• _SHORT PROBLEM_:
Repeat each entry as written, dropping any picture you find.

---

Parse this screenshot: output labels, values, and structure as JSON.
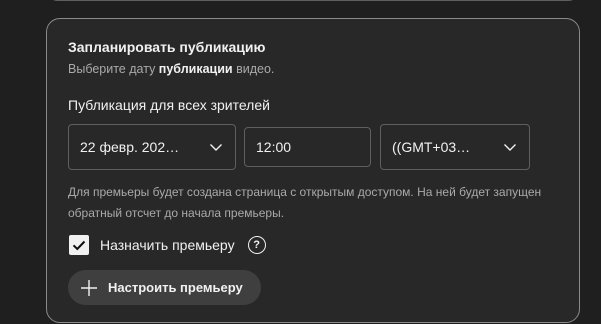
{
  "schedule": {
    "title": "Запланировать публикацию",
    "subtitle_pre": "Выберите дату ",
    "subtitle_bold": "публикации",
    "subtitle_post": " видео.",
    "section_label": "Публикация для всех зрителей",
    "date_value": "22 февр. 202…",
    "time_value": "12:00",
    "timezone_value": "((GMT+03…",
    "hint_text": "Для премьеры будет создана страница с открытым доступом. На ней будет запущен обратный отсчет до начала премьеры.",
    "premiere_checkbox_label": "Назначить премьеру",
    "premiere_checked": true,
    "help_glyph": "?",
    "setup_premiere_label": "Настроить премьеру"
  },
  "icons": {
    "date_dropdown": "chevron-down-icon",
    "timezone_dropdown": "chevron-down-icon",
    "checkbox": "check-icon",
    "help": "help-circle-icon",
    "setup": "plus-icon"
  }
}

---

• _TASK RESULT_:
Parse this screenshot: output labels, values, and structure as JSON.
{
  "schedule": {
    "title": "Запланировать публикацию",
    "subtitle_pre": "Выберите дату ",
    "subtitle_bold": "публикации",
    "subtitle_post": " видео.",
    "section_label": "Публикация для всех зрителей",
    "date_value": "22 февр. 202…",
    "time_value": "12:00",
    "timezone_value": "((GMT+03…",
    "hint_text": "Для премьеры будет создана страница с открытым доступом. На ней будет запущен обратный отсчет до начала премьеры.",
    "premiere_checkbox_label": "Назначить премьеру",
    "premiere_checked": true,
    "help_glyph": "?",
    "setup_premiere_label": "Настроить премьеру"
  },
  "icons": {
    "date_dropdown": "chevron-down-icon",
    "timezone_dropdown": "chevron-down-icon",
    "checkbox": "check-icon",
    "help": "help-circle-icon",
    "setup": "plus-icon"
  }
}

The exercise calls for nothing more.